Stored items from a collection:
· · · · · · ·

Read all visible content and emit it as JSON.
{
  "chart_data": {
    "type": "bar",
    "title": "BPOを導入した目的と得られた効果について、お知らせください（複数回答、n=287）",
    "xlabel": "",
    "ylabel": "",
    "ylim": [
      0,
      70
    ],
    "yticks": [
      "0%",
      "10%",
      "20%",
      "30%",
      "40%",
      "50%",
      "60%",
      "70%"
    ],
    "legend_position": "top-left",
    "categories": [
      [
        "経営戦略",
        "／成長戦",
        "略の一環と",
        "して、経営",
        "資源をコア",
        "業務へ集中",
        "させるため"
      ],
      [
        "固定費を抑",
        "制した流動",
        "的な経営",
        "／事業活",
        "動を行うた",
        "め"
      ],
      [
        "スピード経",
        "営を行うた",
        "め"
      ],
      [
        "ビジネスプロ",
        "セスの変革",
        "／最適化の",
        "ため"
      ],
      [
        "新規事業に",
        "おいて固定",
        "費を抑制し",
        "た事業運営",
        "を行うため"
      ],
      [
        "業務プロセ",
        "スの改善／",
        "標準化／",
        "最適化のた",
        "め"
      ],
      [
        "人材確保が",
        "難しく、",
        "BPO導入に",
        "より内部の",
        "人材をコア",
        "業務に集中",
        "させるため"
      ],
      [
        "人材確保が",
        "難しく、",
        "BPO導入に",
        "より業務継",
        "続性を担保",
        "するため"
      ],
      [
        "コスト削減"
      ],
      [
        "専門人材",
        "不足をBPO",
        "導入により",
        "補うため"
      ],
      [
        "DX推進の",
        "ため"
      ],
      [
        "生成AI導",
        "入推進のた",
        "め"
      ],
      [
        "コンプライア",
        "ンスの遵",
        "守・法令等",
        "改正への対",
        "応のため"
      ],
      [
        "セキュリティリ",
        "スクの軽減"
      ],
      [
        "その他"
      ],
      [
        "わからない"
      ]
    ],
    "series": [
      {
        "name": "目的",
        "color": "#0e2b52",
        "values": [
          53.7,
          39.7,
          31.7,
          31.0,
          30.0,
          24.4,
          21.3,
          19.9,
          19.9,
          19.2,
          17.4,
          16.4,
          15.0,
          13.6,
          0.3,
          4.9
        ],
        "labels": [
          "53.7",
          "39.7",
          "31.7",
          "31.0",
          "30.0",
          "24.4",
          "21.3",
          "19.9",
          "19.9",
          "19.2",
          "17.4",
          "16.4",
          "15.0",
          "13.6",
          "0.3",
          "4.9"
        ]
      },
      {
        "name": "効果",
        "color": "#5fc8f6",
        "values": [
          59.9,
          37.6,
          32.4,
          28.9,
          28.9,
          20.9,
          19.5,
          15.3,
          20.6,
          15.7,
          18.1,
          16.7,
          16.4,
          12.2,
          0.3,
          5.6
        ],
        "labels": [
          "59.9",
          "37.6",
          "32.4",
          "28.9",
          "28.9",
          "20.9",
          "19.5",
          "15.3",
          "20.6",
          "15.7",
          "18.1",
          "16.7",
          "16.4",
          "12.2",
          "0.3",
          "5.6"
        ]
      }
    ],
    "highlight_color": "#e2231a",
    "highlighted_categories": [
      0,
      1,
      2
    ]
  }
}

· · · · · · ·

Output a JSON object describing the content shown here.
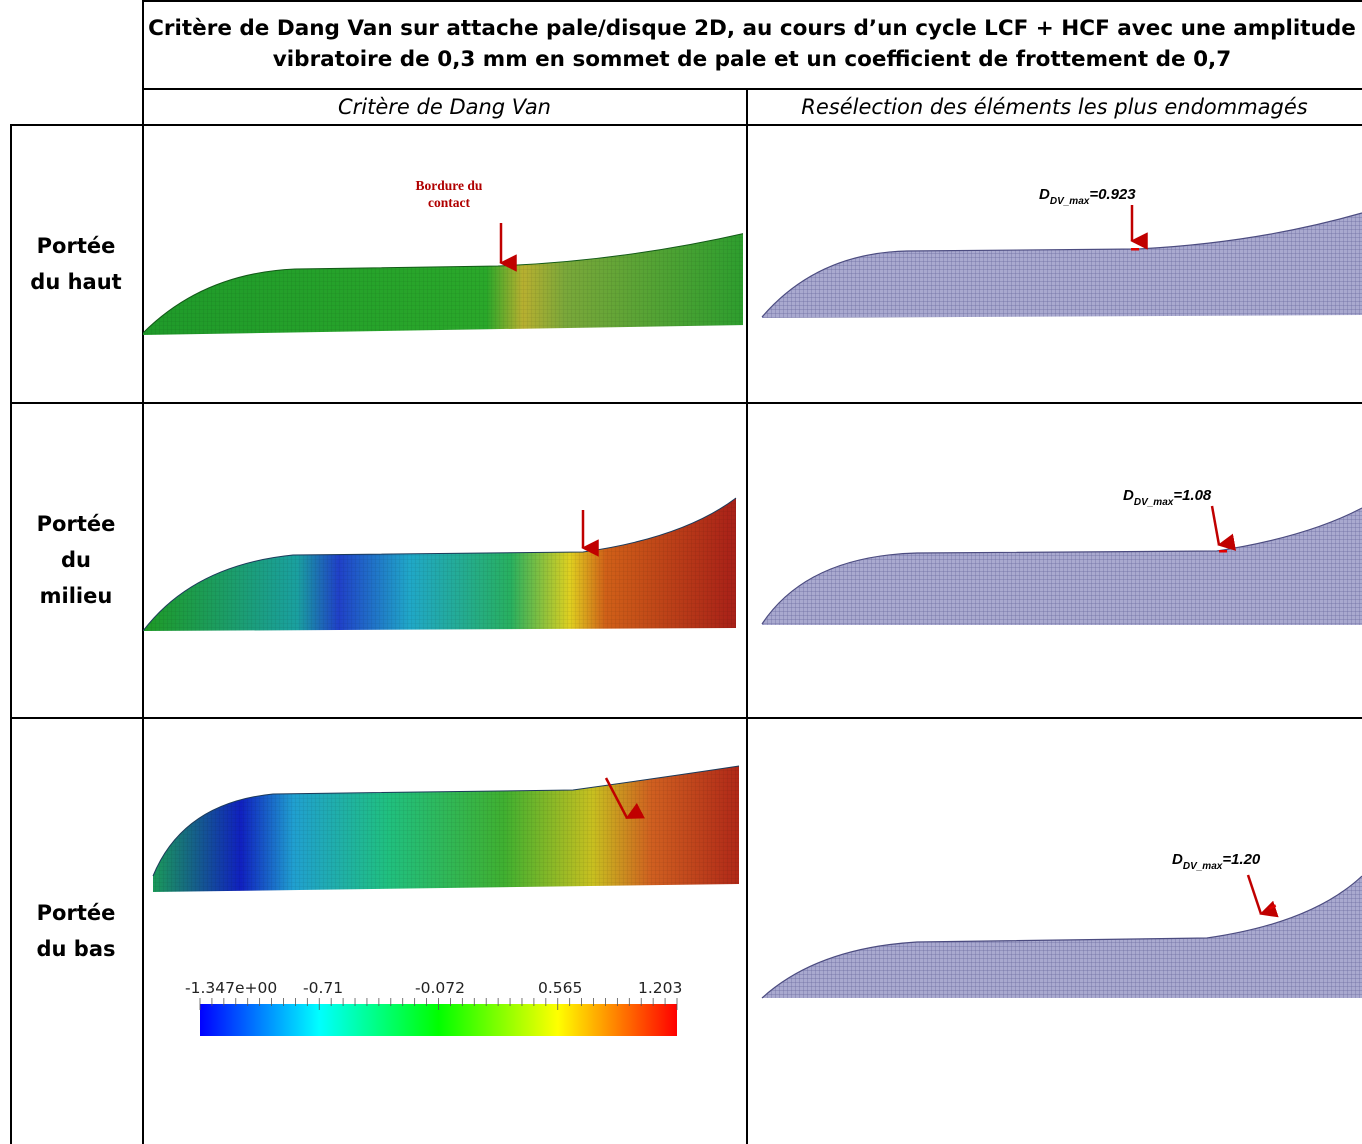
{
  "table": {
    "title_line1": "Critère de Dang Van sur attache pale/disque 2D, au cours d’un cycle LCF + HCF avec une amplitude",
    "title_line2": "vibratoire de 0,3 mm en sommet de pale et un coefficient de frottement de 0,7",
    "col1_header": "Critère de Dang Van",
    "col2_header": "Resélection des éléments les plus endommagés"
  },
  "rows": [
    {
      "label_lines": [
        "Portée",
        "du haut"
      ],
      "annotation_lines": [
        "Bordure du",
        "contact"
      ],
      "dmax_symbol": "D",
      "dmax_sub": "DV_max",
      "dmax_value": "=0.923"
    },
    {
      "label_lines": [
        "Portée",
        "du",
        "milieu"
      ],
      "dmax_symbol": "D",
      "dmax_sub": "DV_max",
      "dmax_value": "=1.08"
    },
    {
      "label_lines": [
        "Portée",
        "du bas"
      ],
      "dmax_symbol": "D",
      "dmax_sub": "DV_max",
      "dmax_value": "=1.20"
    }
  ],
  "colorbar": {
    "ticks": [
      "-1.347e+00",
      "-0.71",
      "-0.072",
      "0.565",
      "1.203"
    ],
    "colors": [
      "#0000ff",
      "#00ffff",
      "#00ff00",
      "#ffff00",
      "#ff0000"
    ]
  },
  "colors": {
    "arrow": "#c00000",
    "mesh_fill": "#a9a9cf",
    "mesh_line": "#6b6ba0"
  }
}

· · · · · · ·

=== Exercise details ===
Your task is to gather all lines from the entries above that hold the word "pale".

=== Complete response ===
    "title_line1": "Critère de Dang Van sur attache pale/disque 2D, au cours d’un cycle LCF + HCF avec une amplitude",
    "title_line2": "vibratoire de 0,3 mm en sommet de pale et un coefficient de frottement de 0,7",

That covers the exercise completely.